- [The problem]: Skip any picture you find and retype all the remaining lines exactly.

- [Extracted records]:
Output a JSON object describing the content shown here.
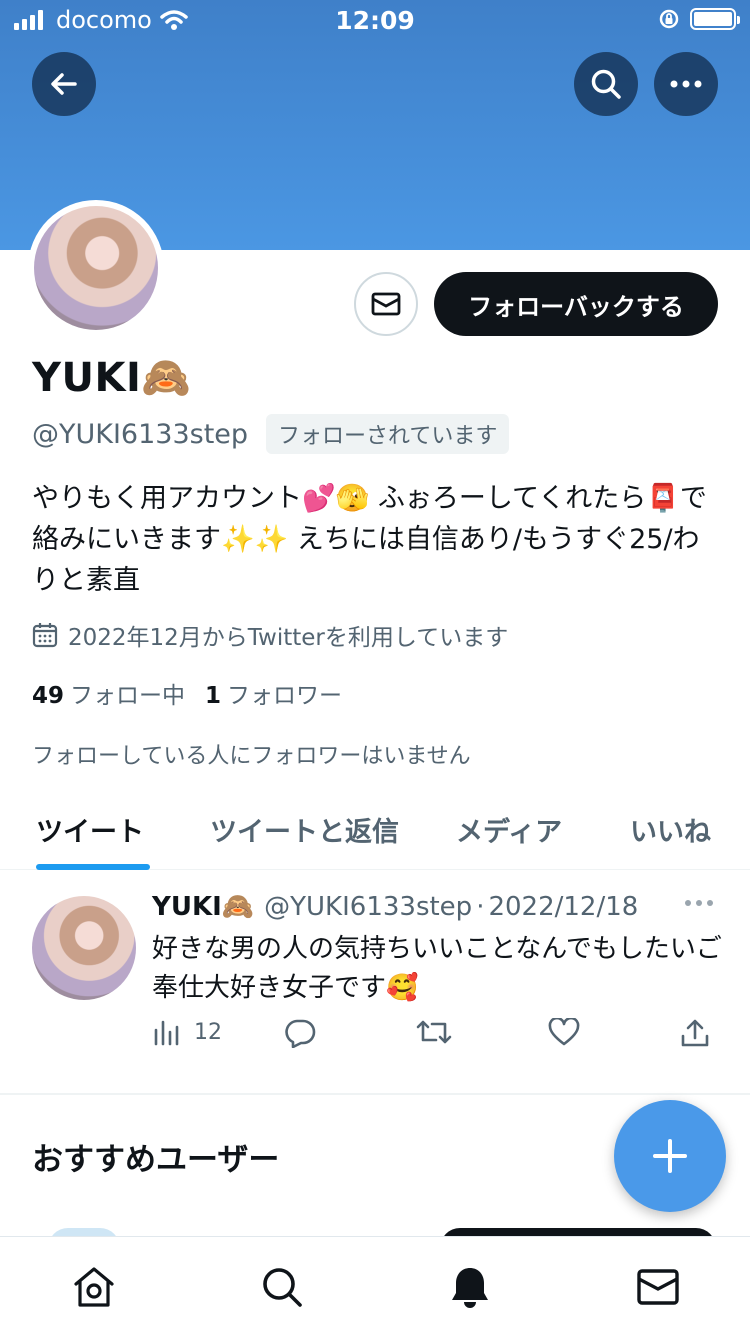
{
  "status_bar": {
    "carrier": "docomo",
    "time": "12:09"
  },
  "header": {
    "back_icon": "arrow-left-icon",
    "search_icon": "search-icon",
    "more_icon": "more-horizontal-icon",
    "banner_color": "#4a90d9"
  },
  "profile": {
    "name": "YUKI🙈",
    "handle": "@YUKI6133step",
    "follows_you_badge": "フォローされています",
    "follow_back_label": "フォローバックする",
    "bio": "やりもく用アカウント💕🫣 ふぉろーしてくれたら📮で絡みにいきます✨✨ えちには自信あり/もうすぐ25/わりと素直",
    "joined": "2022年12月からTwitterを利用しています",
    "following_count": "49",
    "following_label": "フォロー中",
    "followers_count": "1",
    "followers_label": "フォロワー",
    "mutual_note": "フォローしている人にフォロワーはいません"
  },
  "tabs": [
    {
      "label": "ツイート",
      "active": true
    },
    {
      "label": "ツイートと返信",
      "active": false
    },
    {
      "label": "メディア",
      "active": false
    },
    {
      "label": "いいね",
      "active": false
    }
  ],
  "tweet": {
    "name": "YUKI🙈",
    "handle": "@YUKI6133step",
    "separator": "·",
    "date": "2022/12/18",
    "text": "好きな男の人の気持ちいいことなんでもしたいご奉仕大好き女子です🥰",
    "views": "12"
  },
  "recommended": {
    "title": "おすすめユーザー"
  },
  "colors": {
    "accent": "#1d9bf0",
    "fab": "#4a99e9",
    "text_primary": "#0f1419",
    "text_secondary": "#536471"
  }
}
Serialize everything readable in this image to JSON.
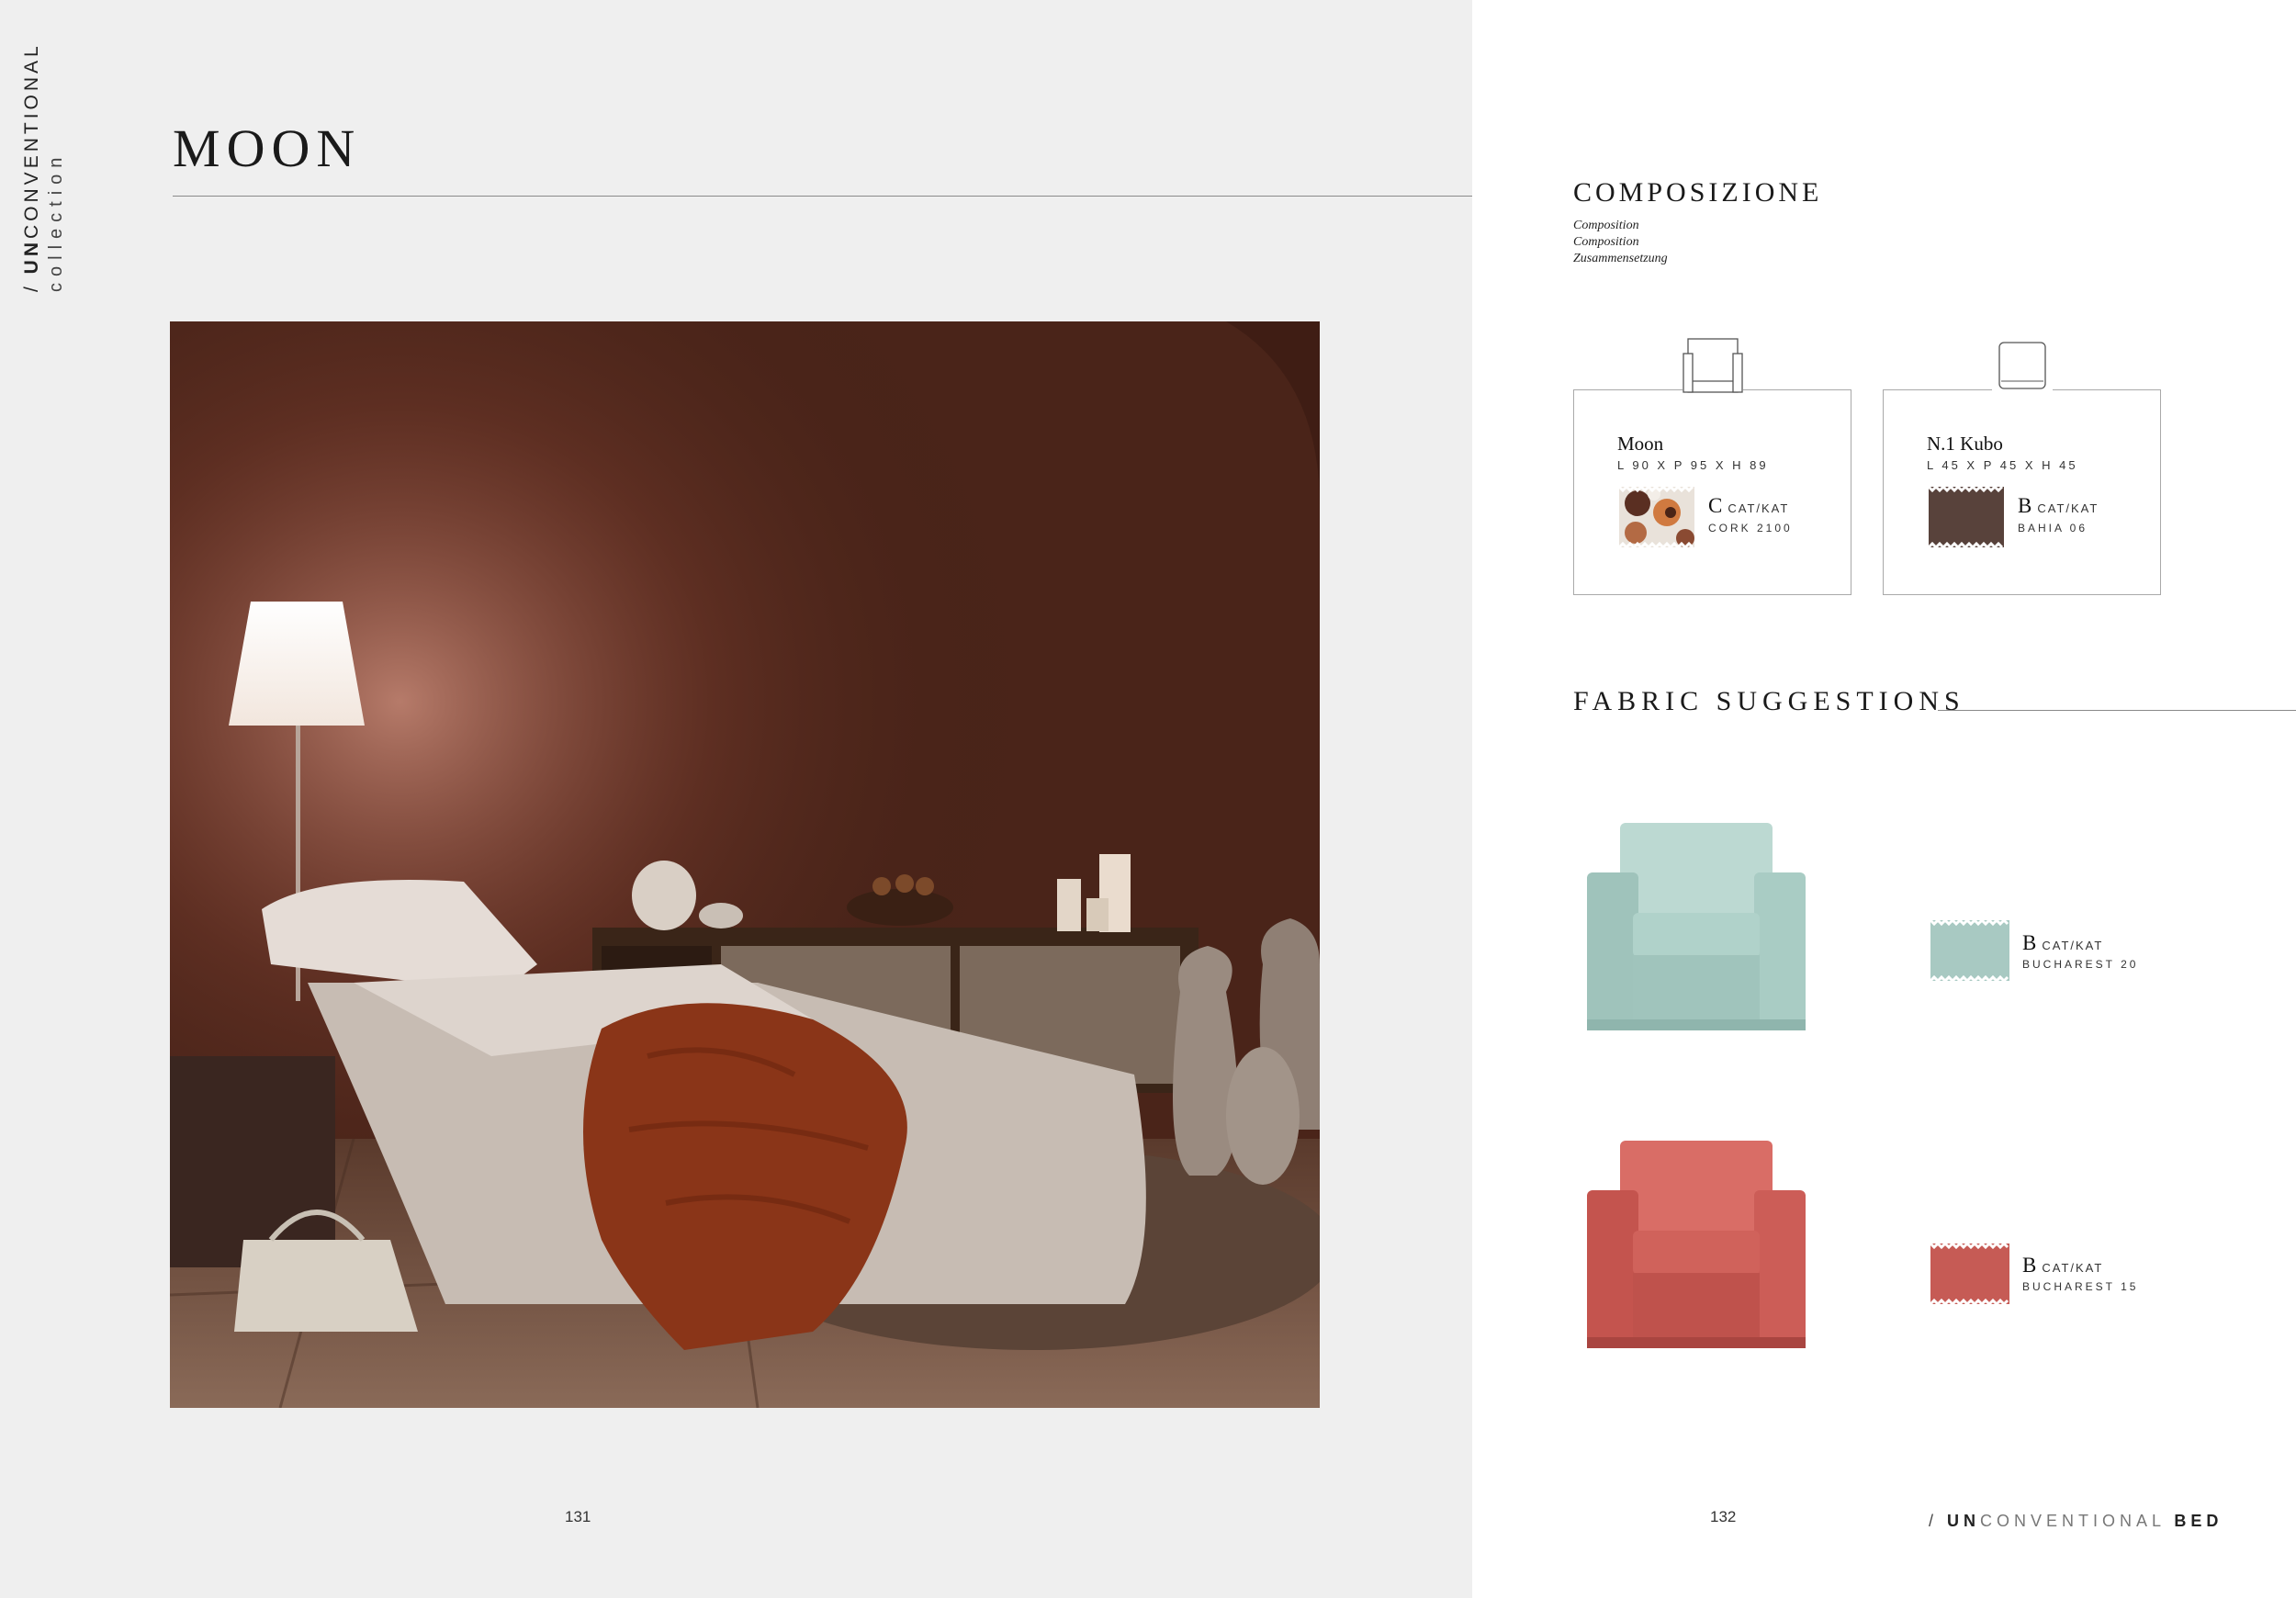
{
  "left_page": {
    "collection_tag": {
      "prefix": "/ ",
      "bold": "UN",
      "rest": "CONVENTIONAL",
      "sub": "collection"
    },
    "title": "MOON",
    "page_number": "131"
  },
  "right_page": {
    "composition": {
      "title": "COMPOSIZIONE",
      "subtitles": [
        "Composition",
        "Composition",
        "Zusammensetzung"
      ],
      "items": [
        {
          "name": "Moon",
          "dims": "L 90 X P 95 X H 89",
          "cat_letter": "C",
          "cat_label": "CAT/KAT",
          "fabric": "CORK 2100",
          "icon": "armchair-icon"
        },
        {
          "name": "N.1 Kubo",
          "dims": "L 45 X P 45 X H 45",
          "cat_letter": "B",
          "cat_label": "CAT/KAT",
          "fabric": "BAHIA 06",
          "icon": "pouf-icon"
        }
      ]
    },
    "fabric_suggestions": {
      "title": "FABRIC SUGGESTIONS",
      "items": [
        {
          "cat_letter": "B",
          "cat_label": "CAT/KAT",
          "fabric": "BUCHAREST 20",
          "color": "#a8c9c2"
        },
        {
          "cat_letter": "B",
          "cat_label": "CAT/KAT",
          "fabric": "BUCHAREST 15",
          "color": "#c65b55"
        }
      ]
    },
    "page_number": "132",
    "footer_tag": {
      "prefix": "/ ",
      "bold": "UN",
      "light": "CONVENTIONAL",
      "suffix": "BED"
    }
  },
  "colors": {
    "left_background": "#efefef",
    "right_background": "#ffffff",
    "rule": "#8a8a8a"
  }
}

- [Task response]:
Output a JSON object describing the content shown here.
{
  "status_bar": {
    "carrier": "docomo",
    "time": "12:09"
  },
  "header": {
    "back_icon": "arrow-left-icon",
    "search_icon": "search-icon",
    "more_icon": "more-horizontal-icon",
    "banner_color": "#4a90d9"
  },
  "profile": {
    "name": "YUKI🙈",
    "handle": "@YUKI6133step",
    "follows_you_badge": "フォローされています",
    "follow_back_label": "フォローバックする",
    "bio": "やりもく用アカウント💕🫣 ふぉろーしてくれたら📮で絡みにいきます✨✨ えちには自信あり/もうすぐ25/わりと素直",
    "joined": "2022年12月からTwitterを利用しています",
    "following_count": "49",
    "following_label": "フォロー中",
    "followers_count": "1",
    "followers_label": "フォロワー",
    "mutual_note": "フォローしている人にフォロワーはいません"
  },
  "tabs": [
    {
      "label": "ツイート",
      "active": true
    },
    {
      "label": "ツイートと返信",
      "active": false
    },
    {
      "label": "メディア",
      "active": false
    },
    {
      "label": "いいね",
      "active": false
    }
  ],
  "tweet": {
    "name": "YUKI🙈",
    "handle": "@YUKI6133step",
    "separator": "·",
    "date": "2022/12/18",
    "text": "好きな男の人の気持ちいいことなんでもしたいご奉仕大好き女子です🥰",
    "views": "12"
  },
  "recommended": {
    "title": "おすすめユーザー"
  },
  "colors": {
    "accent": "#1d9bf0",
    "fab": "#4a99e9",
    "text_primary": "#0f1419",
    "text_secondary": "#536471"
  }
}
Serialize everything readable in this image to JSON.
{
  "left_page": {
    "collection_tag": {
      "prefix": "/ ",
      "bold": "UN",
      "rest": "CONVENTIONAL",
      "sub": "collection"
    },
    "title": "MOON",
    "page_number": "131"
  },
  "right_page": {
    "composition": {
      "title": "COMPOSIZIONE",
      "subtitles": [
        "Composition",
        "Composition",
        "Zusammensetzung"
      ],
      "items": [
        {
          "name": "Moon",
          "dims": "L 90 X P 95 X H 89",
          "cat_letter": "C",
          "cat_label": "CAT/KAT",
          "fabric": "CORK 2100",
          "icon": "armchair-icon"
        },
        {
          "name": "N.1 Kubo",
          "dims": "L 45 X P 45 X H 45",
          "cat_letter": "B",
          "cat_label": "CAT/KAT",
          "fabric": "BAHIA 06",
          "icon": "pouf-icon"
        }
      ]
    },
    "fabric_suggestions": {
      "title": "FABRIC SUGGESTIONS",
      "items": [
        {
          "cat_letter": "B",
          "cat_label": "CAT/KAT",
          "fabric": "BUCHAREST 20",
          "color": "#a8c9c2"
        },
        {
          "cat_letter": "B",
          "cat_label": "CAT/KAT",
          "fabric": "BUCHAREST 15",
          "color": "#c65b55"
        }
      ]
    },
    "page_number": "132",
    "footer_tag": {
      "prefix": "/ ",
      "bold": "UN",
      "light": "CONVENTIONAL",
      "suffix": "BED"
    }
  },
  "colors": {
    "left_background": "#efefef",
    "right_background": "#ffffff",
    "rule": "#8a8a8a"
  }
}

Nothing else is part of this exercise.